YOUR GOAL
Copy out each line that includes the word "this".
* BEGIN THE RECORDS *
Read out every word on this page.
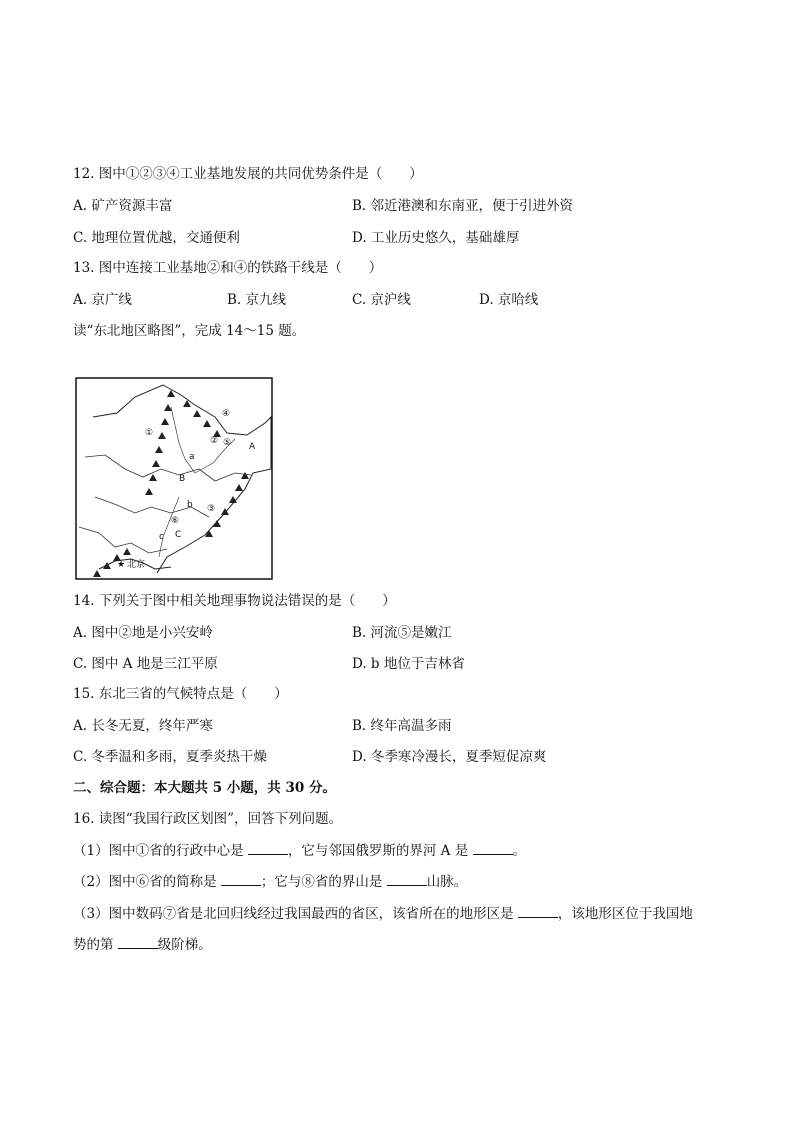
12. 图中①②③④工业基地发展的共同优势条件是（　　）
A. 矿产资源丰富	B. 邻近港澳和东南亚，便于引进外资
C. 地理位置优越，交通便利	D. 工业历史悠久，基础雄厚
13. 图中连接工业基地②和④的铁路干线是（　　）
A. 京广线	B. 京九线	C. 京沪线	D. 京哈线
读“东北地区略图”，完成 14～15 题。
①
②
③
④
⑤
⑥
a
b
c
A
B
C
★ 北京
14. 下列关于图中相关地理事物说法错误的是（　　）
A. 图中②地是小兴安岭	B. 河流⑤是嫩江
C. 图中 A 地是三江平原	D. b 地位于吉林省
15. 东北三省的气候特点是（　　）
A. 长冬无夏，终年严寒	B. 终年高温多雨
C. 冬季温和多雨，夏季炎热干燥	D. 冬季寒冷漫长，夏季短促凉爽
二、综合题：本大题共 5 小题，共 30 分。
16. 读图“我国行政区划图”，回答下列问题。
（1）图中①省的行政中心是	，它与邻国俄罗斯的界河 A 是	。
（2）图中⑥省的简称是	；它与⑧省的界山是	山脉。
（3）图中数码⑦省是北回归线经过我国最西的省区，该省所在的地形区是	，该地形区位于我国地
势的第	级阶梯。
* END THE RECORDS *
* BEGIN THE RECORDS *
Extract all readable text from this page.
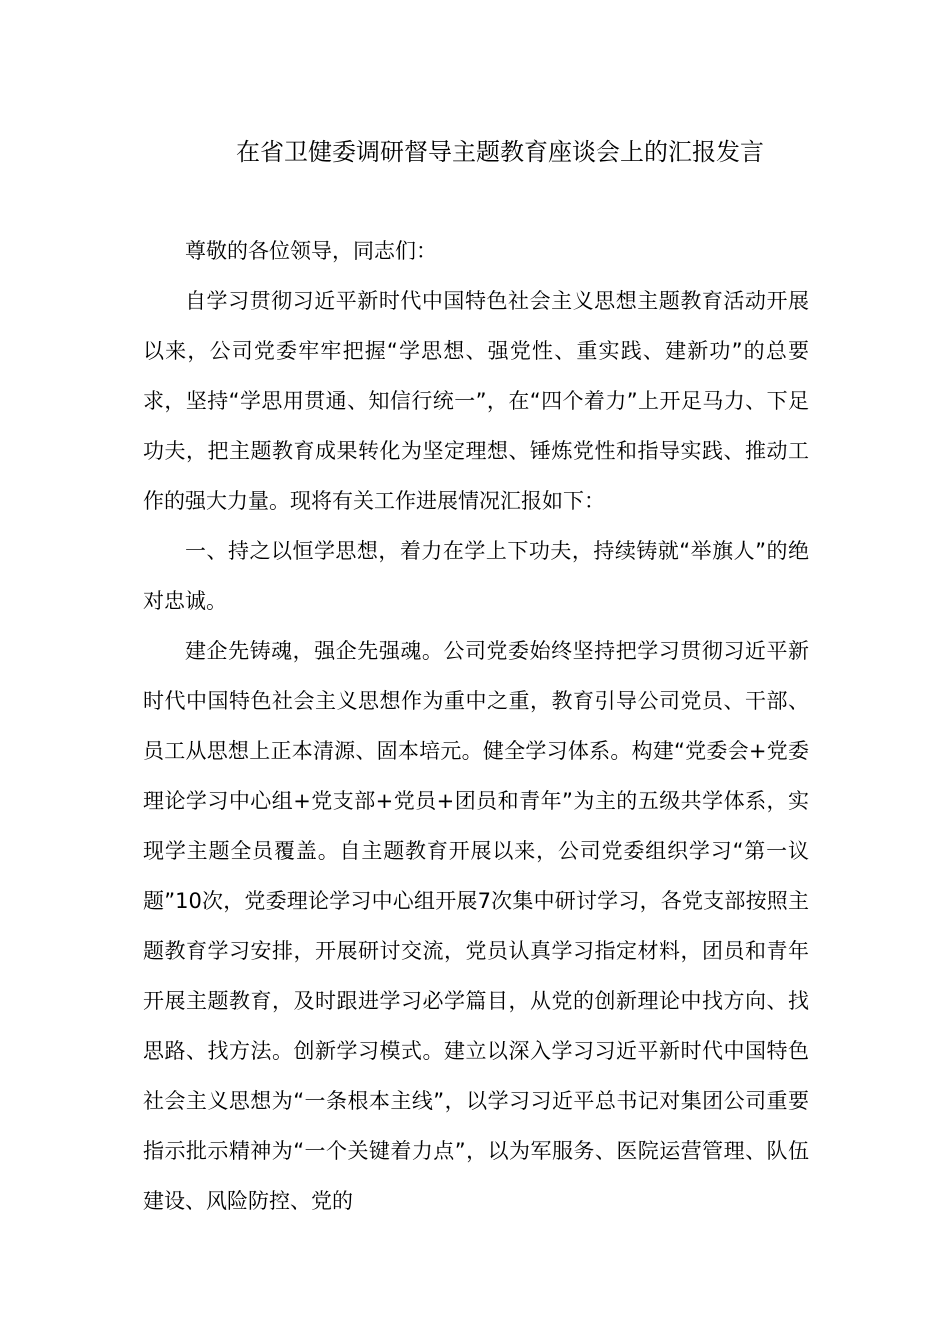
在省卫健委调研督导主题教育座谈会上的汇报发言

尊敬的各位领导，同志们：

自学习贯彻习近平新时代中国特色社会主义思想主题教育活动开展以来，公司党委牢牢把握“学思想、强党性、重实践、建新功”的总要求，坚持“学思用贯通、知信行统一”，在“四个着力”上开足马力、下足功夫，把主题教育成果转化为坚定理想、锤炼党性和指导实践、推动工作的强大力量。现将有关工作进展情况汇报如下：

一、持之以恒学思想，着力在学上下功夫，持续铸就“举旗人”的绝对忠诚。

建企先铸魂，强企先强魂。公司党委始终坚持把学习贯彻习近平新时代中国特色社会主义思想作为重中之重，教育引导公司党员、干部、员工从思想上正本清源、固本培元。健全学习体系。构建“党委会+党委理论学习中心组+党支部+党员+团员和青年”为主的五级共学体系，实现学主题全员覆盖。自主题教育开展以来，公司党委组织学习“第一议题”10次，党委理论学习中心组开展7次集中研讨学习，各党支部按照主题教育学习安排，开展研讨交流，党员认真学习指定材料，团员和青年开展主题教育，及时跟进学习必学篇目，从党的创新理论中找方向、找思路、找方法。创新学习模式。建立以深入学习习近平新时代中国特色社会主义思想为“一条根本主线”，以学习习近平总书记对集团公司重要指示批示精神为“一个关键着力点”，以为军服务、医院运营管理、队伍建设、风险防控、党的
* END THE RECORDS *
TASK OUTPUT
Read out every word on this page.
Extract all readable text from this page.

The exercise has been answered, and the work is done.